▶ _Problem statement_
Count the lines below that contain the word "your", and give only that number.

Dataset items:
--- begin ---
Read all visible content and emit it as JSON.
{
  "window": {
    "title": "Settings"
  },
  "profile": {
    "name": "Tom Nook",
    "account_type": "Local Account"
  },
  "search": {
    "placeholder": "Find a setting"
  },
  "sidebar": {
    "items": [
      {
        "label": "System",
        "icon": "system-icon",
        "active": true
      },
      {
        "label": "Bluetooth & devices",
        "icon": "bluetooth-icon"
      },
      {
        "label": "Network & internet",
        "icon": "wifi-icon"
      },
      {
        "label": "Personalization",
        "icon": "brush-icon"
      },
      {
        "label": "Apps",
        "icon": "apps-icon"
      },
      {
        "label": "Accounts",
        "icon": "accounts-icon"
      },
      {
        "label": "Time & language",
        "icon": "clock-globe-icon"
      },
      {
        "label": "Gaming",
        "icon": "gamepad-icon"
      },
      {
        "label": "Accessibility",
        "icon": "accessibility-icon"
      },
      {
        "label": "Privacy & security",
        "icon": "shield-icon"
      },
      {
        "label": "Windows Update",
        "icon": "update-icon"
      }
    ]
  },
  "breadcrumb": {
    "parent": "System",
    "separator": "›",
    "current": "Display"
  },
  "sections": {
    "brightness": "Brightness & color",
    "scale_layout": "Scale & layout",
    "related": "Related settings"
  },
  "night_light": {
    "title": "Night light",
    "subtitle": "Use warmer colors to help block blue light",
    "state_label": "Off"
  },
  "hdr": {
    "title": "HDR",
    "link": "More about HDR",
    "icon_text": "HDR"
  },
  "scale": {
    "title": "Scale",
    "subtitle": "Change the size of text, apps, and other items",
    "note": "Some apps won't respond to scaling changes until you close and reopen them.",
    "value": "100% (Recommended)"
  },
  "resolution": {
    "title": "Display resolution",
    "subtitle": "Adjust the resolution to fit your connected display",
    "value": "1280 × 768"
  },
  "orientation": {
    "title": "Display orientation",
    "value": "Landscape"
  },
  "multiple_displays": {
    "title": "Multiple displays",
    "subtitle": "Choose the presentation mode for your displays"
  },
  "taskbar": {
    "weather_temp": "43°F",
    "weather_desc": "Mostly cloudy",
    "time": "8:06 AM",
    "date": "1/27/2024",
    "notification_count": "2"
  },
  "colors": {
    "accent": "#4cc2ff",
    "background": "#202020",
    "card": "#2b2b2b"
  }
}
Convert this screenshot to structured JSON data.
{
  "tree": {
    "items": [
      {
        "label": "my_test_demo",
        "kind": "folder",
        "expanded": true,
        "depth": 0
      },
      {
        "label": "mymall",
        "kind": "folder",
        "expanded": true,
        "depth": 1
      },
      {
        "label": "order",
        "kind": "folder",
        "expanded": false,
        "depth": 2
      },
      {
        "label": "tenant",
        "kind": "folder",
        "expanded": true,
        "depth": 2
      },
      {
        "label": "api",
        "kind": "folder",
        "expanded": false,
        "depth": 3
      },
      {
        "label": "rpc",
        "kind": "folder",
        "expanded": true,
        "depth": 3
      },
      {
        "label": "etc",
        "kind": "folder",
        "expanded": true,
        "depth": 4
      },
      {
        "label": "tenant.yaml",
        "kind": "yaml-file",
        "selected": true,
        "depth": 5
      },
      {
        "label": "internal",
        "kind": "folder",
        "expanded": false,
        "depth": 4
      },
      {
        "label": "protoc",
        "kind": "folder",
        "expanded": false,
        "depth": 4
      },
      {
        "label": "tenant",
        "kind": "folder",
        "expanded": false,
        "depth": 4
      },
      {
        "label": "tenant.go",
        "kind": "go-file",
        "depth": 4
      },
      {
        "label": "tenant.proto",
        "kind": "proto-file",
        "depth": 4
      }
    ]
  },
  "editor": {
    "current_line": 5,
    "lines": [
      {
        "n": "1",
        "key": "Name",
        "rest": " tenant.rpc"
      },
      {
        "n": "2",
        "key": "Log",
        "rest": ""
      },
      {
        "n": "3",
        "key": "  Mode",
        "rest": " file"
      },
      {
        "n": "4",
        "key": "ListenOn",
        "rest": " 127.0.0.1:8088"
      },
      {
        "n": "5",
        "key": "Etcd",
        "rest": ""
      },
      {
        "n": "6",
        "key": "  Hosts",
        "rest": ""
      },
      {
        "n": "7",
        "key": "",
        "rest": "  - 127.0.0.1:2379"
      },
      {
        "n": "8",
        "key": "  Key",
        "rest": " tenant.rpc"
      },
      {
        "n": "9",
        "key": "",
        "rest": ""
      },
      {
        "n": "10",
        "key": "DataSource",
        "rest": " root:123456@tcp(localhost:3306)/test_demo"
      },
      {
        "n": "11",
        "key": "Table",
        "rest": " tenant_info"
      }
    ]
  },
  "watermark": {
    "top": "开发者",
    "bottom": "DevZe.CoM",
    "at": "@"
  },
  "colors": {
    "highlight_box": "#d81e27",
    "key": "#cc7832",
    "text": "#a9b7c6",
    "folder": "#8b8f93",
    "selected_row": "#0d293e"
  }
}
--- end ---
▶ _Result of this exercise_
2